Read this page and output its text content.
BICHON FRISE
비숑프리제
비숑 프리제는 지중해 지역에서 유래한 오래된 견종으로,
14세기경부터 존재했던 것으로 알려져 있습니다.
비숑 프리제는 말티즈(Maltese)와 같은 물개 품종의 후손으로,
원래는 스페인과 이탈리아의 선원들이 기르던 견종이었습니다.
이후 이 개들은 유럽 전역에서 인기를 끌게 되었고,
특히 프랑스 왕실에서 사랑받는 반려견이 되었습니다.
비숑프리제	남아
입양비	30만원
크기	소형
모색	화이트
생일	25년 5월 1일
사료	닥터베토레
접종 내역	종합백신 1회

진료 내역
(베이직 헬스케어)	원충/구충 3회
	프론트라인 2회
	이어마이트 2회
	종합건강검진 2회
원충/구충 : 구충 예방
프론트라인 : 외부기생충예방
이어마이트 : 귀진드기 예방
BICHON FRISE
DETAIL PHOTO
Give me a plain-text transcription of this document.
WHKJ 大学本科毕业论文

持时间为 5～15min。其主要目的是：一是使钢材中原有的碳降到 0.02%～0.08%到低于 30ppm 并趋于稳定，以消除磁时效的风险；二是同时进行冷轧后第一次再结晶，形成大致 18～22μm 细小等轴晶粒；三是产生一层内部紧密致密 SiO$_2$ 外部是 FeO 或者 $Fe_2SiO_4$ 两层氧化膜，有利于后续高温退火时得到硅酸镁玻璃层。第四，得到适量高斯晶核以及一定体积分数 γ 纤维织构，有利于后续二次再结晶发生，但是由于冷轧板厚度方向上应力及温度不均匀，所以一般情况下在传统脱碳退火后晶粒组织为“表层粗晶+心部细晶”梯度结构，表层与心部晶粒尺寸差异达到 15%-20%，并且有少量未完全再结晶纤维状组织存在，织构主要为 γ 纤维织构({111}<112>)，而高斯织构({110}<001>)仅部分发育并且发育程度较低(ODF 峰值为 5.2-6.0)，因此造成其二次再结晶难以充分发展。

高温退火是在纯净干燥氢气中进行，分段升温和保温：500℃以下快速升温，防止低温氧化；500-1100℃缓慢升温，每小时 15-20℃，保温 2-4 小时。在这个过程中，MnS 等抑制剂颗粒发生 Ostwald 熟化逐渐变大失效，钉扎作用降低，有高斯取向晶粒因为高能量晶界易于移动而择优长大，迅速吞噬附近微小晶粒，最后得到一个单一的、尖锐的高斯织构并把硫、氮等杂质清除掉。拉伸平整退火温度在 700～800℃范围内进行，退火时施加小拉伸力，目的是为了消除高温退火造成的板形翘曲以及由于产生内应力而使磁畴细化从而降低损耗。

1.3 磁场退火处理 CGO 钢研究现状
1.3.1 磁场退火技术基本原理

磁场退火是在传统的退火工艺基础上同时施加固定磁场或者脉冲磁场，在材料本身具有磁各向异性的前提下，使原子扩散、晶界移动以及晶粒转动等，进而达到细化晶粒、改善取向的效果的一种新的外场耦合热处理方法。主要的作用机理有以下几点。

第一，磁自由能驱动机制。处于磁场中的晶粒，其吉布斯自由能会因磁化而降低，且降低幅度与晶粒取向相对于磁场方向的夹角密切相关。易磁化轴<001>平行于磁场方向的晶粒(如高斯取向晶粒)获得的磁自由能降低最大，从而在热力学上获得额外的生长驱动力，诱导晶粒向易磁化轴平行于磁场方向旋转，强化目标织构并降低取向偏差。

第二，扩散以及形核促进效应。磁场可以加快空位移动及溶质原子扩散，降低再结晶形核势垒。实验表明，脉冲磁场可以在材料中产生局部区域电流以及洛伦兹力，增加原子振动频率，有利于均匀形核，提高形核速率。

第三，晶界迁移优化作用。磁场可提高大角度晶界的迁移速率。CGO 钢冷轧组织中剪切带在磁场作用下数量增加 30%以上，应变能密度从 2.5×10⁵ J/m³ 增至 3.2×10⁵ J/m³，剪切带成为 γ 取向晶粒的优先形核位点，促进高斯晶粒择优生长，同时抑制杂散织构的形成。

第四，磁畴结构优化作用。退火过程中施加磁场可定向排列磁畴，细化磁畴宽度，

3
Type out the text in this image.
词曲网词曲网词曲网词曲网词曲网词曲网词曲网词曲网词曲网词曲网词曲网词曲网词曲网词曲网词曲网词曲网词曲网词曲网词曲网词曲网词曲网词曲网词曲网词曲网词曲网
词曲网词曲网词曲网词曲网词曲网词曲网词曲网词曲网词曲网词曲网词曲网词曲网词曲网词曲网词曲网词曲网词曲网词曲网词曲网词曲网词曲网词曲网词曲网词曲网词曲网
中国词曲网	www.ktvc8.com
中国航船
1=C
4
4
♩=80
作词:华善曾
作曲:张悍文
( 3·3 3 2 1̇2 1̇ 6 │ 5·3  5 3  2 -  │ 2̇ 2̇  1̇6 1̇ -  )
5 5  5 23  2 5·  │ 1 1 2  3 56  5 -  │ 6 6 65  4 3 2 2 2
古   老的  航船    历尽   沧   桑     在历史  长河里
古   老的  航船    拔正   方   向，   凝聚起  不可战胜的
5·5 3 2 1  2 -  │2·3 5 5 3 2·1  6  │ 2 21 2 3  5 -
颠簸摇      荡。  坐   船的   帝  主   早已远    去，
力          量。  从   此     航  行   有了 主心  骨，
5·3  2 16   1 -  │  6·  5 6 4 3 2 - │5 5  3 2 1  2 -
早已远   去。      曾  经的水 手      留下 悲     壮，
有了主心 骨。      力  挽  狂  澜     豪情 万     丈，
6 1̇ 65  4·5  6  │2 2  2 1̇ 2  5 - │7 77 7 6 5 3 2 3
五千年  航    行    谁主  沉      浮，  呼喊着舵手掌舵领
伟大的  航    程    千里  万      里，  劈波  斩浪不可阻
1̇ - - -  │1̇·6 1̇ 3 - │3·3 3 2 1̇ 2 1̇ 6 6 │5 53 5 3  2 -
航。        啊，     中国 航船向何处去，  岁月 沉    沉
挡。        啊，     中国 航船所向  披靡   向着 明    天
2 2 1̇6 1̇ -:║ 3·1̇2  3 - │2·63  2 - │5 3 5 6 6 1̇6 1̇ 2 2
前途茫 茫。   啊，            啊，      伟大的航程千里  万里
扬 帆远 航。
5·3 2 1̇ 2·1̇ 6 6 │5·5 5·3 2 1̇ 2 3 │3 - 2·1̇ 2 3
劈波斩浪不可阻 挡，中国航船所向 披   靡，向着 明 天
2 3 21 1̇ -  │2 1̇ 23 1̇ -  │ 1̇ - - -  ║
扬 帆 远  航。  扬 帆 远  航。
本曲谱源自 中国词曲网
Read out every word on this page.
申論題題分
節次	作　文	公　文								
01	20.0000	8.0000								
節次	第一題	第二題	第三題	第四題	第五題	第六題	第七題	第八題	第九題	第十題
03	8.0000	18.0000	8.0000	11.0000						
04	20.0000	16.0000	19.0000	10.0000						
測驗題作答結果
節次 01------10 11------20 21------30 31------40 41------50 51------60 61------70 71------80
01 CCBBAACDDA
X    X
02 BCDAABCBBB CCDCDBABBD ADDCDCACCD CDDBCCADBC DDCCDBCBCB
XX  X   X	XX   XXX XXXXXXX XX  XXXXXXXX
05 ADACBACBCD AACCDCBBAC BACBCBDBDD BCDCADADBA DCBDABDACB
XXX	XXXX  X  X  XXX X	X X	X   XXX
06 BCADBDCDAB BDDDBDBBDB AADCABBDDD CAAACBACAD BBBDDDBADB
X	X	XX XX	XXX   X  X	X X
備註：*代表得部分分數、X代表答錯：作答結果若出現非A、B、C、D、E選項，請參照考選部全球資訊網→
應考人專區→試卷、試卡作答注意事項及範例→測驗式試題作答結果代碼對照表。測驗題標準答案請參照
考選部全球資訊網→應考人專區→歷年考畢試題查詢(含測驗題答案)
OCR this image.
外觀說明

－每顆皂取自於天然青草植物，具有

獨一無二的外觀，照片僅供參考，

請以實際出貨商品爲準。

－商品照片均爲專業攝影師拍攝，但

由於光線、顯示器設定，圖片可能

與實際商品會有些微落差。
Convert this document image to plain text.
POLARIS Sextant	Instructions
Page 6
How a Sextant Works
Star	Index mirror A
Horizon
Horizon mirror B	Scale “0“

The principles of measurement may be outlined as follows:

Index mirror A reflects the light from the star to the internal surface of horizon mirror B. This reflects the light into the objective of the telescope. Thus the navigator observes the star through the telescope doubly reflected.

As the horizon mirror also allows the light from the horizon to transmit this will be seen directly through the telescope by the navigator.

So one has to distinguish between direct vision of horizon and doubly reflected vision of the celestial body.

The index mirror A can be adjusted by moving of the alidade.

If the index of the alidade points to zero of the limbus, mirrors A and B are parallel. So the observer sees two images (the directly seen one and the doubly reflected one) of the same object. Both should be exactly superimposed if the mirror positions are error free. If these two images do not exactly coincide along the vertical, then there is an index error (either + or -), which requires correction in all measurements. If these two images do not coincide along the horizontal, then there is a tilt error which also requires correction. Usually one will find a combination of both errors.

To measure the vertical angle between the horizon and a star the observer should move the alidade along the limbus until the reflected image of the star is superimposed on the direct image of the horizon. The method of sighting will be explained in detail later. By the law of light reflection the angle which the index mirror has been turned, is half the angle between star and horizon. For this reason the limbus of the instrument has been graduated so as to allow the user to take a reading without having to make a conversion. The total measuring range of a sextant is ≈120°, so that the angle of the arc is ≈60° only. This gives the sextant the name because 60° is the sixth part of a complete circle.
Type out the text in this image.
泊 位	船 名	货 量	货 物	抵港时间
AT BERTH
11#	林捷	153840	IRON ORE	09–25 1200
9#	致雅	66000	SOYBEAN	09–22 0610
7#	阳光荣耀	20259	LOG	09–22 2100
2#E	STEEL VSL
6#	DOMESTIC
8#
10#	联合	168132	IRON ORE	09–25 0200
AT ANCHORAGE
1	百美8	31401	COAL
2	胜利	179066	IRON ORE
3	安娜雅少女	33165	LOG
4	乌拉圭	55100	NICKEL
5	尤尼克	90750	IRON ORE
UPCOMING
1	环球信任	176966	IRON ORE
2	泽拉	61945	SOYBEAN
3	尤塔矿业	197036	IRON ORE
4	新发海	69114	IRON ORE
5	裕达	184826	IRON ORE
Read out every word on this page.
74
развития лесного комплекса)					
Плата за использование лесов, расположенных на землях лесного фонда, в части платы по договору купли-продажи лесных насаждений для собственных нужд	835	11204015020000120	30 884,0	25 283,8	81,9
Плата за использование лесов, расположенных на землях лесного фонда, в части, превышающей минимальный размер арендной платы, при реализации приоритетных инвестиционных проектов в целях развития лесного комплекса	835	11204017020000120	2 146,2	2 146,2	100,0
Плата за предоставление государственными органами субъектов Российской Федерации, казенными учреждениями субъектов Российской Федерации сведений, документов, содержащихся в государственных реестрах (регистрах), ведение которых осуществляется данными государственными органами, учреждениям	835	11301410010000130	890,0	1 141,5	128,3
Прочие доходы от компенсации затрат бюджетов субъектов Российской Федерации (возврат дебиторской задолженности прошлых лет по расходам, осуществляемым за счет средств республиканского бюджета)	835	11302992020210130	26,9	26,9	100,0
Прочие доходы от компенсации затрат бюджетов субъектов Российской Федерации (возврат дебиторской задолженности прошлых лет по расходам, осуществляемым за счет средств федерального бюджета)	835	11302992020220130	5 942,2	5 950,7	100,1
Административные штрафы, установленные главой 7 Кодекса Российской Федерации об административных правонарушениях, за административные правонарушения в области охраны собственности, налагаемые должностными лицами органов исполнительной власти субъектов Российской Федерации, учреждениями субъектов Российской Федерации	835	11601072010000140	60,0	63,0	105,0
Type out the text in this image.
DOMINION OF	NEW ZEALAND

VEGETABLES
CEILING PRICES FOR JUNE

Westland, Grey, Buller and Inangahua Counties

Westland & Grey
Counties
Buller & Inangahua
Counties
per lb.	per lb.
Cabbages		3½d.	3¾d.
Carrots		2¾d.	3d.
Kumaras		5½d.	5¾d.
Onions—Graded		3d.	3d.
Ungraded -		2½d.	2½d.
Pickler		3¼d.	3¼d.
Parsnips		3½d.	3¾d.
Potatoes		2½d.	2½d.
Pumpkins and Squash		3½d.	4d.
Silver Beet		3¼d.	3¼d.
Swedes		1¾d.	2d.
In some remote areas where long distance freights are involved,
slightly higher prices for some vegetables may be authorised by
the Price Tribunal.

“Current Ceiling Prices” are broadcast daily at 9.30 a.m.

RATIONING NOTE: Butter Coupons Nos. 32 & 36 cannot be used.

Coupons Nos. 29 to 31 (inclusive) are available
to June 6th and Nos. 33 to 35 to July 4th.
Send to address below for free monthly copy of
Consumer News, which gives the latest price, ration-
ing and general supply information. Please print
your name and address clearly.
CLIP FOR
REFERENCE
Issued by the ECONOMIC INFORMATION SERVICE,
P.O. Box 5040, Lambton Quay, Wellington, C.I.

Exercise directions: In the records above, find each line holding "navigator" and copy it.

Task result:
Index mirror A reflects the light from the star to the internal surface of horizon mirror B. This reflects the light into the objective of the telescope. Thus the navigator observes the star through the telescope doubly reflected.
As the horizon mirror also allows the light from the horizon to transmit this will be seen directly through the telescope by the navigator.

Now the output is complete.